=== EXERCISE TASK ===
Lay out every line of the records below as a numbered list, skipping any blank lines. Leave the pictures out of your answer.

** BEGIN **

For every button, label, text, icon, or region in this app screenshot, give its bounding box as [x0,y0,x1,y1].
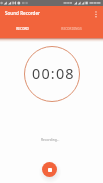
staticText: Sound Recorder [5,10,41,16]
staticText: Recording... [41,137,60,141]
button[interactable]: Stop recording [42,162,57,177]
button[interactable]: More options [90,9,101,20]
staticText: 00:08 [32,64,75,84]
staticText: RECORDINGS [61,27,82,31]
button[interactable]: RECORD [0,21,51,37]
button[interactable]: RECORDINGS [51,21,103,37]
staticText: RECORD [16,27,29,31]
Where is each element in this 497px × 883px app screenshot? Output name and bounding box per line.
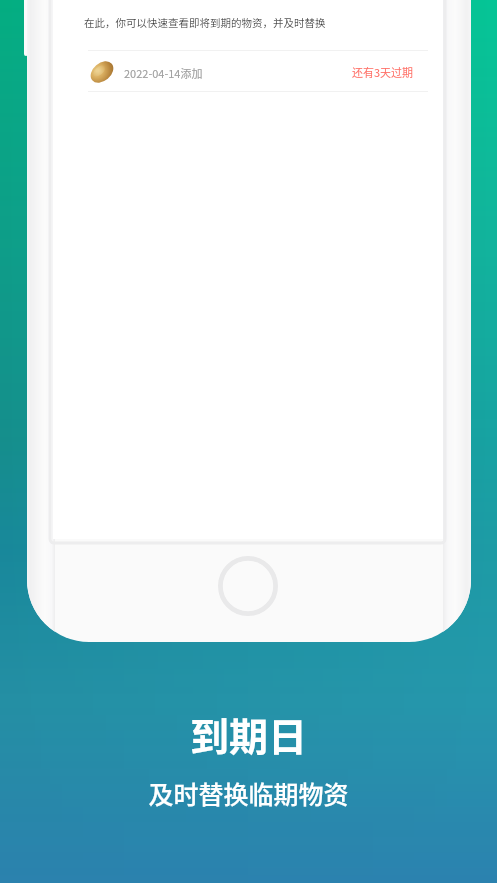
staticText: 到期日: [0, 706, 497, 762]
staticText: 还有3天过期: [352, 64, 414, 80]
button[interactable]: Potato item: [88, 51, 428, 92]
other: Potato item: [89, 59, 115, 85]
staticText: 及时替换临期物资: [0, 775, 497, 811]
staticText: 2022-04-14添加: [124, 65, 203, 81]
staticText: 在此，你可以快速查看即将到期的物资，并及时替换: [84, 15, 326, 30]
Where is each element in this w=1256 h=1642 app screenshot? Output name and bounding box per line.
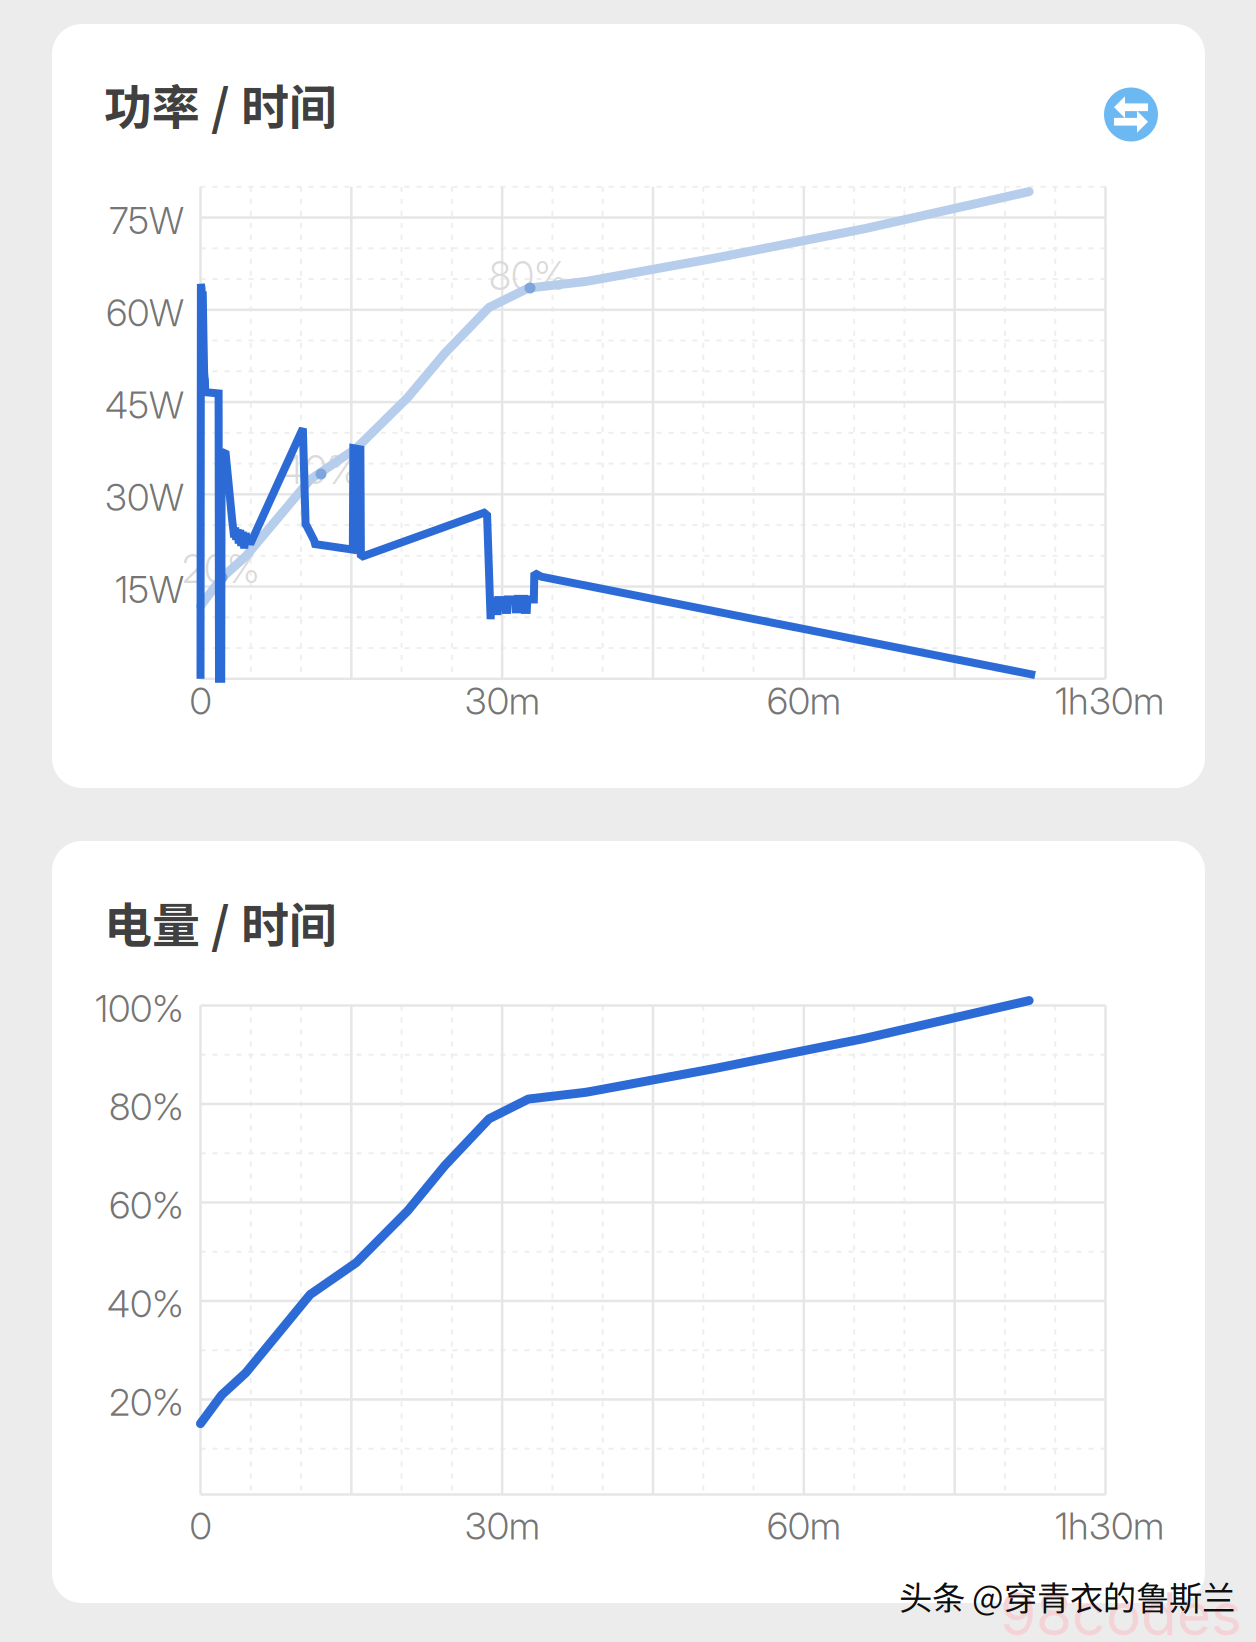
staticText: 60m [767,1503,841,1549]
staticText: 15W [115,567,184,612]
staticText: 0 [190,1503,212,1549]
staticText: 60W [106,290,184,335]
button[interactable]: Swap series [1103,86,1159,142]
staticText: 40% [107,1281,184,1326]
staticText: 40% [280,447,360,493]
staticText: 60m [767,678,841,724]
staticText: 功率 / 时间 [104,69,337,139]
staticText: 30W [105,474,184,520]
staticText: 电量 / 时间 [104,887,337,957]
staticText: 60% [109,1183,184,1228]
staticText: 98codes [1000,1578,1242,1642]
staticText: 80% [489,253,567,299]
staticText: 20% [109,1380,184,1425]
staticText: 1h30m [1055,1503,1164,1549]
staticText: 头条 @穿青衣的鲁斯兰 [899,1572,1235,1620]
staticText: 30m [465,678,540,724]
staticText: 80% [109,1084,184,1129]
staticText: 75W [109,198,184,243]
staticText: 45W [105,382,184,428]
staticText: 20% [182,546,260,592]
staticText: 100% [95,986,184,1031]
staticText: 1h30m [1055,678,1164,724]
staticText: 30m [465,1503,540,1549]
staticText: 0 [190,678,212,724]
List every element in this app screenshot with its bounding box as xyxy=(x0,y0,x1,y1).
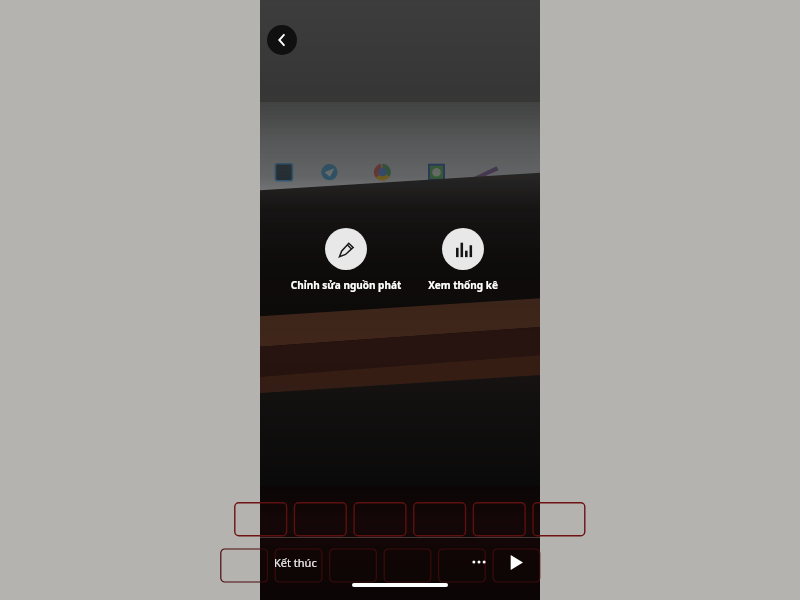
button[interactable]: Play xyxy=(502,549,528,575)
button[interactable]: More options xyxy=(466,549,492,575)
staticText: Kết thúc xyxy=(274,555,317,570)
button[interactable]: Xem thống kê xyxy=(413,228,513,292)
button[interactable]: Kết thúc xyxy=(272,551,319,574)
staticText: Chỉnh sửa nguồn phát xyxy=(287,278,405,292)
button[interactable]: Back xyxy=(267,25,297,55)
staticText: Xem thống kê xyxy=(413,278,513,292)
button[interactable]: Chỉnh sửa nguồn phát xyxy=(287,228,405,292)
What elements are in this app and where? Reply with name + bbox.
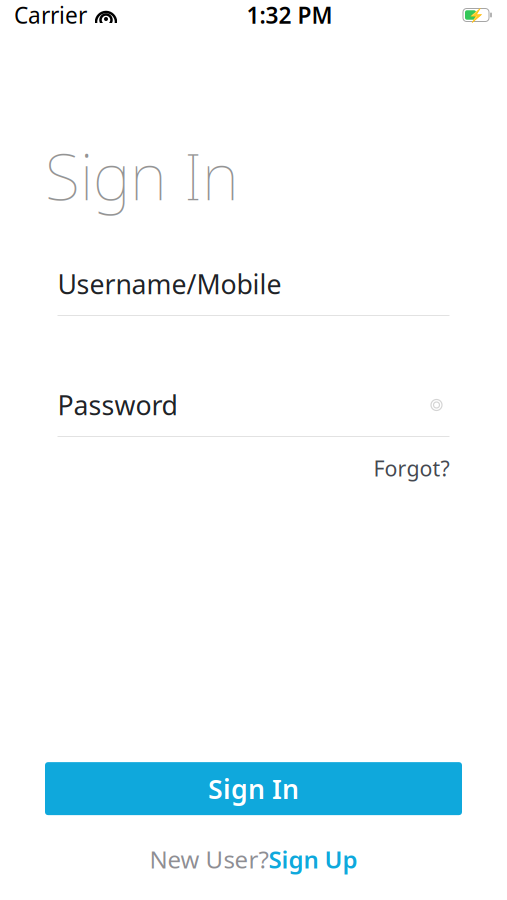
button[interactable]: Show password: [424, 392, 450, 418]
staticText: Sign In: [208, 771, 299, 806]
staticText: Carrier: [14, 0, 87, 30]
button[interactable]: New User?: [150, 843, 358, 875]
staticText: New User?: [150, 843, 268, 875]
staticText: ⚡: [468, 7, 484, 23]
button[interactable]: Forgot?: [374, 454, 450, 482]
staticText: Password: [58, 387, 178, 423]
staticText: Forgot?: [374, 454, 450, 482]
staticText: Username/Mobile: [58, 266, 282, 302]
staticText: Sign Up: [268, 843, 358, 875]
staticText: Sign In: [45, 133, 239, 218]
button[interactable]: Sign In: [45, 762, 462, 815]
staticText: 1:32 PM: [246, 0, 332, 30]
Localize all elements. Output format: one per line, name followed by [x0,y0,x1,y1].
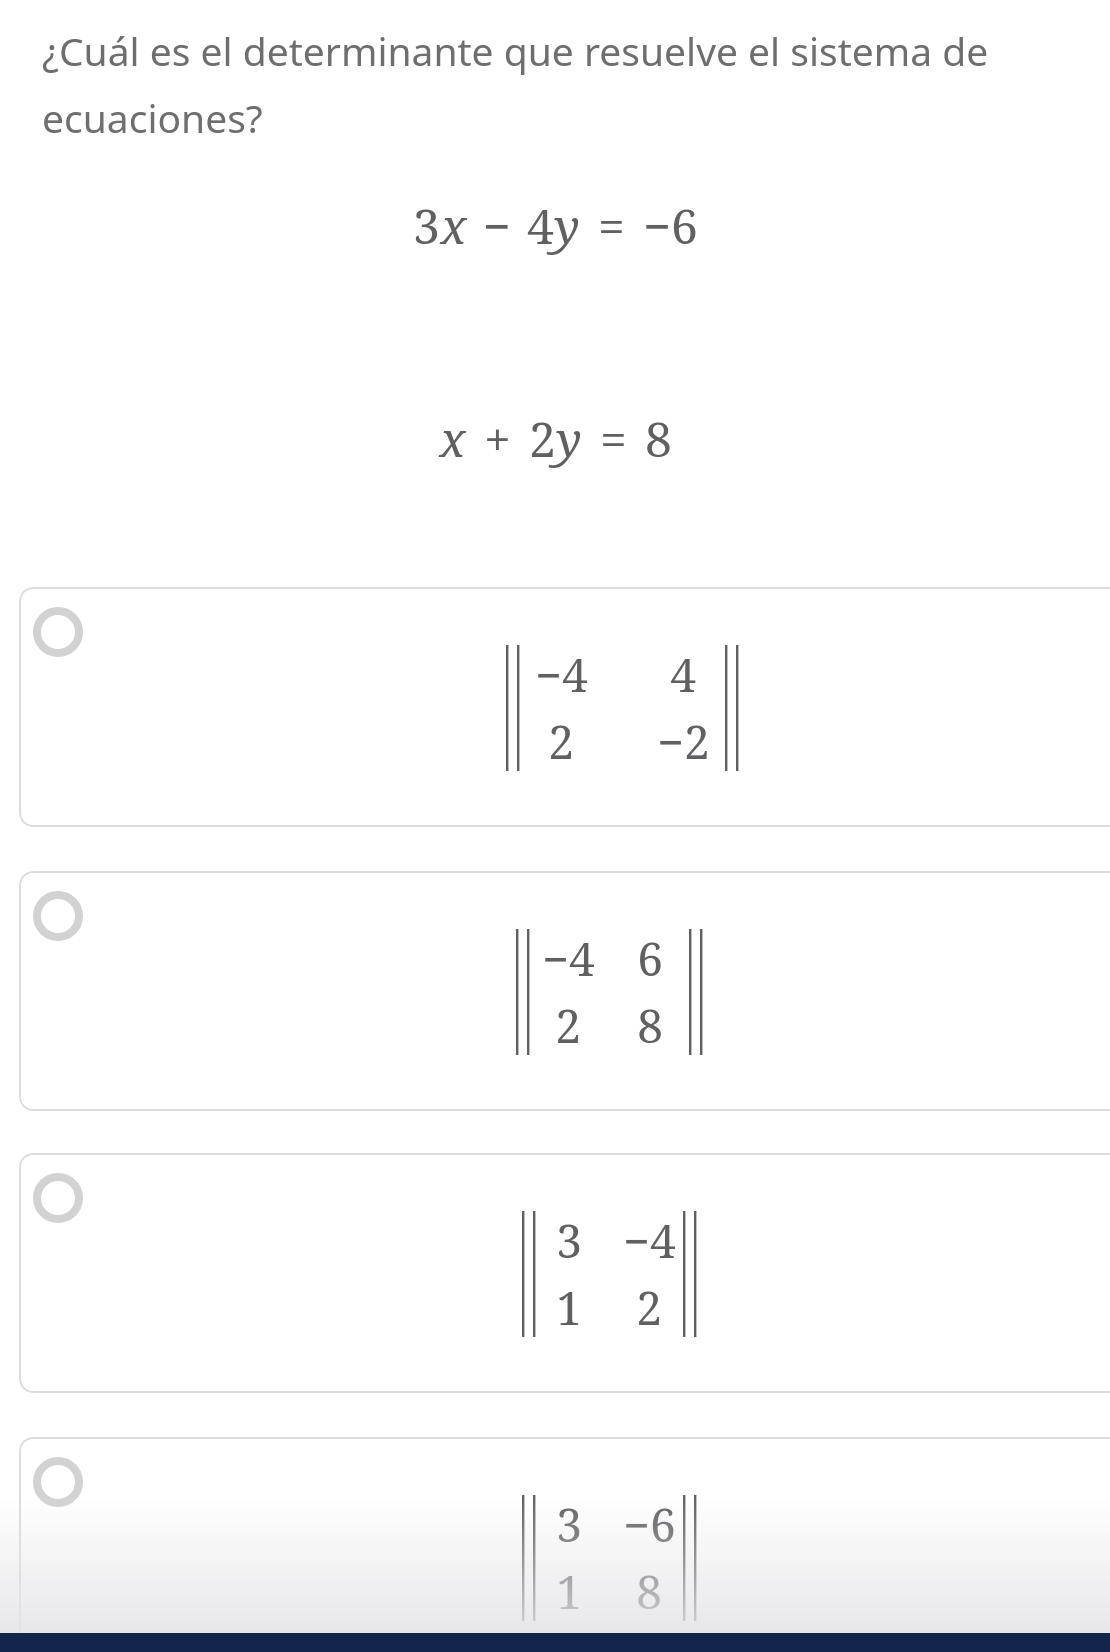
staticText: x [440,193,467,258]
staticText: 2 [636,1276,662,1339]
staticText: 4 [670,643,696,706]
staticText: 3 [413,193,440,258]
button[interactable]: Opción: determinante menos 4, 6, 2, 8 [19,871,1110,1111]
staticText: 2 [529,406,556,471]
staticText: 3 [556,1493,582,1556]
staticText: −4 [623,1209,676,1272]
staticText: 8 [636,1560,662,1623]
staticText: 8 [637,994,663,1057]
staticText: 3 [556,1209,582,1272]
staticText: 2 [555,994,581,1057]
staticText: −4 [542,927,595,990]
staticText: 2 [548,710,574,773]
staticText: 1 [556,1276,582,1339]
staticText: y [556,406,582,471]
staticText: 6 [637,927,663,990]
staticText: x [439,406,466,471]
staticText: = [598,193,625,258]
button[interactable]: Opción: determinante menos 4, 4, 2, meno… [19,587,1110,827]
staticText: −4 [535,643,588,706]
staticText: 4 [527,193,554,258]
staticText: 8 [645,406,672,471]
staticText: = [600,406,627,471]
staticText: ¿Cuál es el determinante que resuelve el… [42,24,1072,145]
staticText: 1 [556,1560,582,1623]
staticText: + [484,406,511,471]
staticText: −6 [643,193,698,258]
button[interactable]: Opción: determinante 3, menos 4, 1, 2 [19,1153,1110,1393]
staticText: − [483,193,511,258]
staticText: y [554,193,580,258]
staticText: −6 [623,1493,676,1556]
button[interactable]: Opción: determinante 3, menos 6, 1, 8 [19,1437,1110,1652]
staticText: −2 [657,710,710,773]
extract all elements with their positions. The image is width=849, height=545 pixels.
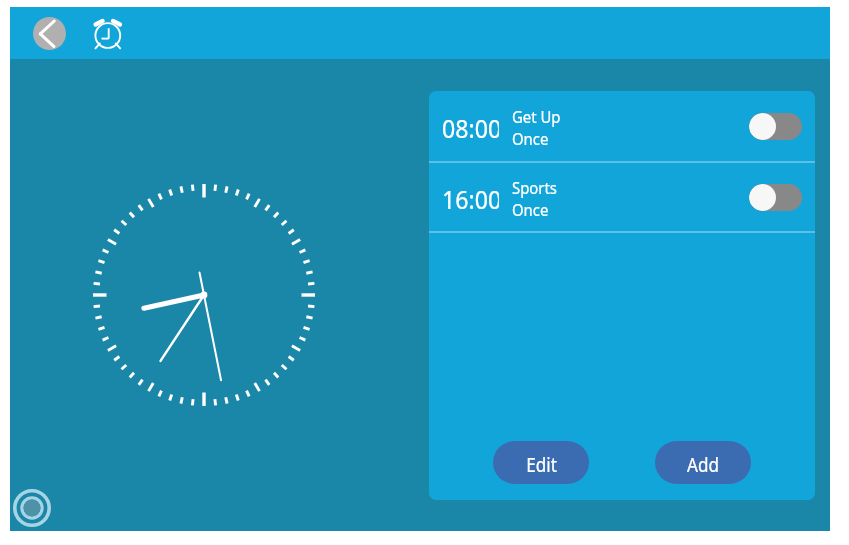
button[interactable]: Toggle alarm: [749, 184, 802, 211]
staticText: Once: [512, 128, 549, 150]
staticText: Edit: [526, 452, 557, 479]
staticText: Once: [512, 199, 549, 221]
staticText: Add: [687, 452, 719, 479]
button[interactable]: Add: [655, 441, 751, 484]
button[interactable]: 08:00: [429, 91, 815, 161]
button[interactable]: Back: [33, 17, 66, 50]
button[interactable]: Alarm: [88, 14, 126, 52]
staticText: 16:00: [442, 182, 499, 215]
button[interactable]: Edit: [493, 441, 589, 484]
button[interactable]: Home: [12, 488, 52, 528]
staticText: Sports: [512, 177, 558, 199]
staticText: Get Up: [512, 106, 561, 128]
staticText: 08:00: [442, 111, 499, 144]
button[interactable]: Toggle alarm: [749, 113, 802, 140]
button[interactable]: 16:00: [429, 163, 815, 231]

** END **

=== EXERCISE ANSWER ===
1. For every button, label, text, icon, or region in this app screenshot, give its bounding box as [x0,y0,x1,y1].
2. staticText: Sound Recorder [5,10,41,16]
3. staticText: Recording... [41,137,60,141]
4. button[interactable]: Stop recording [42,162,57,177]
5. button[interactable]: More options [90,9,101,20]
6. staticText: 00:08 [32,64,75,84]
7. staticText: RECORDINGS [61,27,82,31]
8. button[interactable]: RECORD [0,21,51,37]
9. button[interactable]: RECORDINGS [51,21,103,37]
10. staticText: RECORD [16,27,29,31]
11. Where is each element in this 497px × 883px app screenshot? Output name and bounding box per line.
12. staticText: 到期日: [0, 706, 497, 762]
13. staticText: 还有3天过期: [352, 64, 414, 80]
14. button[interactable]: Potato item: [88, 51, 428, 92]
15. other: Potato item: [89, 59, 115, 85]
16. staticText: 及时替换临期物资: [0, 775, 497, 811]
17. staticText: 2022-04-14添加: [124, 65, 203, 81]
18. staticText: 在此，你可以快速查看即将到期的物资，并及时替换: [84, 15, 326, 30]
19. Where is each element in this w=1256 h=1642 app screenshot? Output name and bounding box per line.
20. staticText: 60m [767,1503,841,1549]
21. staticText: 15W [115,567,184,612]
22. staticText: 0 [190,1503,212,1549]
23. staticText: 60W [106,290,184,335]
24. button[interactable]: Swap series [1103,86,1159,142]
25. staticText: 40% [107,1281,184,1326]
26. staticText: 40% [280,447,360,493]
27. staticText: 60m [767,678,841,724]
28. staticText: 功率 / 时间 [104,69,337,139]
29. staticText: 30W [105,474,184,520]
30. staticText: 电量 / 时间 [104,887,337,957]
31. staticText: 60% [109,1183,184,1228]
32. staticText: 98codes [1000,1578,1242,1642]
33. staticText: 80% [489,253,567,299]
34. staticText: 20% [109,1380,184,1425]
35. staticText: 1h30m [1055,1503,1164,1549]
36. staticText: 头条 @穿青衣的鲁斯兰 [899,1572,1235,1620]
37. staticText: 30m [465,678,540,724]
38. staticText: 80% [109,1084,184,1129]
39. staticText: 75W [109,198,184,243]
40. staticText: 45W [105,382,184,428]
41. staticText: 20% [182,546,260,592]
42. staticText: 100% [95,986,184,1031]
43. staticText: 1h30m [1055,678,1164,724]
44. staticText: 30m [465,1503,540,1549]
45. staticText: 0 [190,678,212,724]
46. List every element in this app screenshot with its bounding box as xyxy=(x0,y0,x1,y1).
47. button[interactable]: Play xyxy=(502,549,528,575)
48. button[interactable]: More options xyxy=(466,549,492,575)
49. staticText: Kết thúc xyxy=(274,555,317,570)
50. button[interactable]: Xem thống kê xyxy=(413,228,513,292)
51. button[interactable]: Kết thúc xyxy=(272,551,319,574)
52. staticText: Chỉnh sửa nguồn phát xyxy=(287,278,405,292)
53. button[interactable]: Back xyxy=(267,25,297,55)
54. staticText: Xem thống kê xyxy=(413,278,513,292)
55. button[interactable]: Chỉnh sửa nguồn phát xyxy=(287,228,405,292)
56. What elements are in this app and where? Reply with name + bbox.
57. button[interactable]: Show password: [424, 392, 450, 418]
58. staticText: Sign In: [208, 771, 299, 806]
59. staticText: Carrier: [14, 0, 87, 30]
60. button[interactable]: New User?: [150, 843, 358, 875]
61. staticText: New User?: [150, 843, 268, 875]
62. staticText: ⚡: [468, 7, 484, 23]
63. button[interactable]: Forgot?: [374, 454, 450, 482]
64. staticText: Password: [58, 387, 178, 423]
65. staticText: Forgot?: [374, 454, 450, 482]
66. staticText: Username/Mobile: [58, 266, 282, 302]
67. staticText: Sign Up: [268, 843, 358, 875]
68. staticText: Sign In: [45, 133, 239, 218]
69. button[interactable]: Sign In: [45, 762, 462, 815]
70. staticText: 1:32 PM: [246, 0, 332, 30]
71. Localize all elements. Output format: one per line, name followed by [x0,y0,x1,y1].
72. staticText: x [440,193,467,258]
73. staticText: 2 [636,1276,662,1339]
74. staticText: 4 [670,643,696,706]
75. staticText: 3 [413,193,440,258]
76. button[interactable]: Opción: determinante menos 4, 6, 2, 8 [19,871,1110,1111]
77. staticText: 2 [529,406,556,471]
78. staticText: 3 [556,1493,582,1556]
79. staticText: −4 [623,1209,676,1272]
80. staticText: 8 [636,1560,662,1623]
81. staticText: 8 [637,994,663,1057]
82. staticText: 3 [556,1209,582,1272]
83. staticText: 2 [555,994,581,1057]
84. staticText: −4 [542,927,595,990]
85. staticText: 2 [548,710,574,773]
86. staticText: 1 [556,1276,582,1339]
87. staticText: y [556,406,582,471]
88. staticText: 6 [637,927,663,990]
89. staticText: x [439,406,466,471]
90. staticText: = [598,193,625,258]
91. button[interactable]: Opción: determinante menos 4, 4, 2, meno… [19,587,1110,827]
92. staticText: −4 [535,643,588,706]
93. staticText: 4 [527,193,554,258]
94. staticText: 8 [645,406,672,471]
95. staticText: = [600,406,627,471]
96. staticText: ¿Cuál es el determinante que resuelve el… [42,24,1072,145]
97. staticText: 1 [556,1560,582,1623]
98. staticText: + [484,406,511,471]
99. staticText: −6 [643,193,698,258]
100. button[interactable]: Opción: determinante 3, menos 4, 1, 2 [19,1153,1110,1393]
101. staticText: − [483,193,511,258]
102. staticText: y [554,193,580,258]
103. staticText: −6 [623,1493,676,1556]
104. button[interactable]: Opción: determinante 3, menos 6, 1, 8 [19,1437,1110,1652]
105. staticText: −2 [657,710,710,773]
106. extract all elements with their positions. The image is width=849, height=545 pixels.
107. button[interactable]: Toggle alarm: [749, 184, 802, 211]
108. staticText: Once: [512, 128, 549, 150]
109. staticText: Edit: [526, 452, 557, 479]
110. staticText: Once: [512, 199, 549, 221]
111. staticText: Add: [687, 452, 719, 479]
112. button[interactable]: Add: [655, 441, 751, 484]
113. button[interactable]: 08:00: [429, 91, 815, 161]
114. button[interactable]: Back: [33, 17, 66, 50]
115. button[interactable]: Alarm: [88, 14, 126, 52]
116. staticText: 16:00: [442, 182, 499, 215]
117. button[interactable]: Edit: [493, 441, 589, 484]
118. button[interactable]: Home: [12, 488, 52, 528]
119. staticText: Sports: [512, 177, 558, 199]
120. staticText: Get Up: [512, 106, 561, 128]
121. staticText: 08:00: [442, 111, 499, 144]
122. button[interactable]: Toggle alarm: [749, 113, 802, 140]
123. button[interactable]: 16:00: [429, 163, 815, 231]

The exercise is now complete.